The next day they set the same goal but work together. They sell 60
apples at 5 for $2, but they’re puzzled to find that they’ve made only
$24.
What became of the other dollar?
Here, could be that lost dollar!
What is the conundrum?
They sell 60 apples at 5 for $2, that means 12 such sets of 5 apples. Suppose, out of each such set, 1 woman takes out $1 for 2 apples and other takes $1 for 3 apples. So, first woman earns $12 by selling 24 apples and second woman sells 36 apples for $12.
In short, first woman gives away 6 apples (from her 30 apples) to second woman increasing her count to 36 reducing her own count to 24. First woman would have made $3 from those but second woman only made $2 from those 6 apples. And there is that lost dollar in earning.
So, 60 apples can't be divided equally to find the earning as they had sold apples at different rates on previous day.
Other way, if they wanted to sell apples together with 30 apples each, then they should have sold apples at average of (1/2 + 1/3)/2 = $5/12 per apple (i.e. 12 apples for $5) instead of $2/5 per apple.
The difference in price per apple (5/12 - 2/5) = (1/60).
So the difference in earning after selling 60 such apples = (1/60) x 60 = 1.
And there is that other dollar!
What's wrong gone here on next day? Instead of averaging dollars per apple, apples per dollar are added directly which resulted reduced cost of each apple.
Andrea’s only timepiece is a clock that’s fixed to the wall. One day she forgets to wind it and it stops.
She travels across town to have dinner with a friend whose own clock is always correct. When she returns home, she makes a simple calculation and sets her own clock accurately.
How does she manage this without knowing the travel time between her house and her friend’s?
That's how she manages to set it accurately!
How it was mistimed?

## [Objective]
Using the puzzle text, decide whether each statement is correct: (a) selling 60 apples together at 5 for $2 brought in $24; (b) the first woman sold 36 apples; (c) the suggested average price works out to 12 apples for $5. For each, answer yes or no and quote the words from the text that settle it. You can leave the data aside; none of it is needed here.

## [Records supplied]
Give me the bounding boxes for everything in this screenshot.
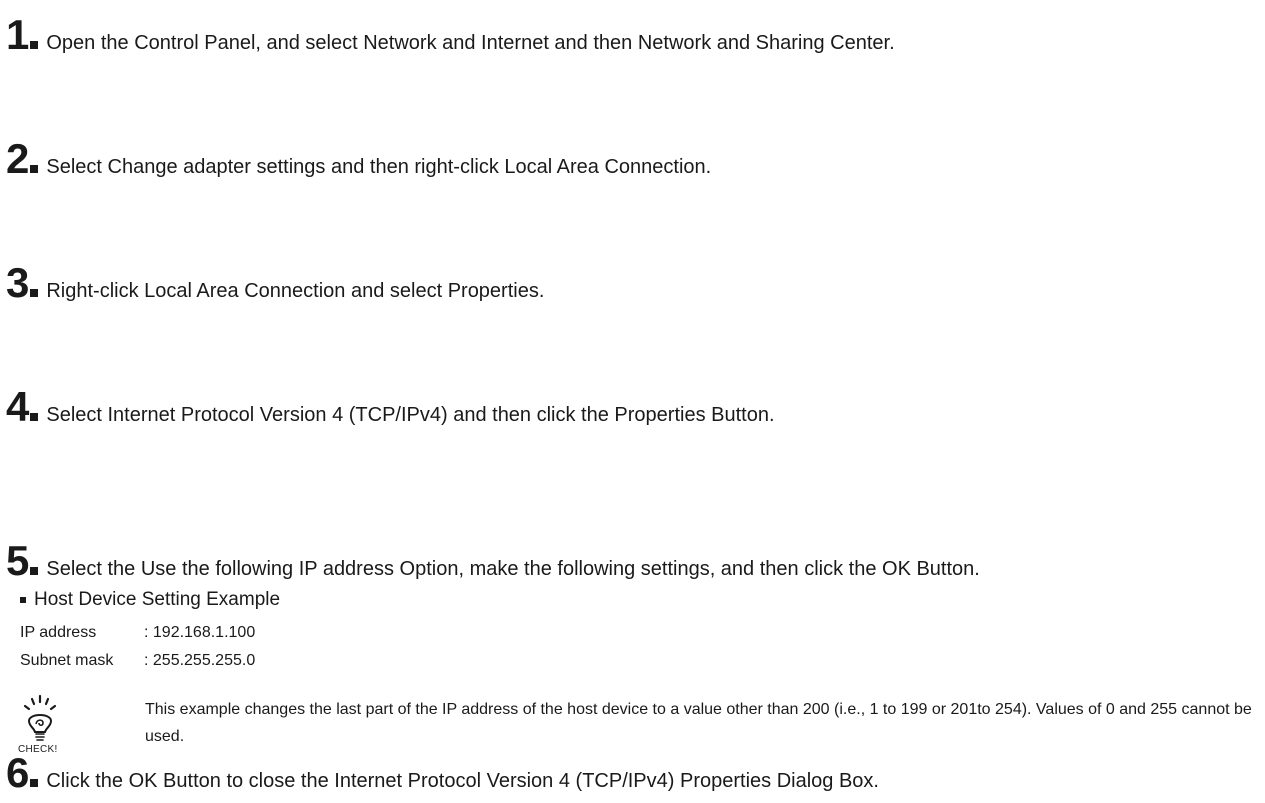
step-number: 4 — [6, 383, 29, 430]
step-5: 5 Select the Use the following IP addres… — [6, 540, 980, 582]
step-dot — [30, 165, 39, 173]
step-text: Click the OK Button to close the Interne… — [46, 770, 879, 792]
step-6: 6 Click the OK Button to close the Inter… — [6, 752, 879, 794]
step-number: 6 — [6, 749, 29, 796]
example-row-ip: IP address : 192.168.1.100 — [20, 624, 255, 642]
bullet-icon — [20, 597, 26, 603]
step-4: 4 Select Internet Protocol Version 4 (TC… — [6, 386, 775, 428]
step-dot — [30, 289, 39, 297]
step-2: 2 Select Change adapter settings and the… — [6, 138, 711, 180]
example-key: Subnet mask — [20, 652, 114, 669]
step-number: 5 — [6, 537, 29, 584]
lightbulb-icon — [23, 694, 57, 741]
step-1: 1 Open the Control Panel, and select Net… — [6, 14, 895, 56]
step-number: 2 — [6, 135, 29, 182]
step-text: Select the Use the following IP address … — [46, 558, 980, 580]
example-value: : 255.255.255.0 — [144, 652, 256, 669]
example-key: IP address — [20, 624, 97, 641]
step-dot — [30, 413, 39, 421]
step-text: Right-click Local Area Connection and se… — [46, 280, 545, 302]
step-dot — [30, 41, 39, 49]
step-number: 3 — [6, 259, 29, 306]
step-text: Select Change adapter settings and then … — [46, 156, 712, 178]
step-dot — [30, 779, 39, 787]
example-row-subnet: Subnet mask : 255.255.255.0 — [20, 652, 255, 670]
example-value: : 192.168.1.100 — [144, 624, 256, 641]
example-heading-text: Host Device Setting Example — [34, 589, 281, 610]
step-text: Select Internet Protocol Version 4 (TCP/… — [46, 404, 775, 426]
step-number: 1 — [6, 11, 29, 58]
step-text: Open the Control Panel, and select Netwo… — [46, 32, 895, 54]
check-note: This example changes the last part of th… — [145, 701, 1252, 745]
step-3: 3 Right-click Local Area Connection and … — [6, 262, 544, 304]
step-dot — [30, 567, 39, 575]
example-heading: Host Device Setting Example — [20, 589, 280, 611]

## [Expected answer]
(a) Yes: "they’re puzzled to find that they’ve made only $24."
(b) No: "first woman earns $12 by selling 24 apples"
(c) Yes: "(i.e. 12 apples for $5)"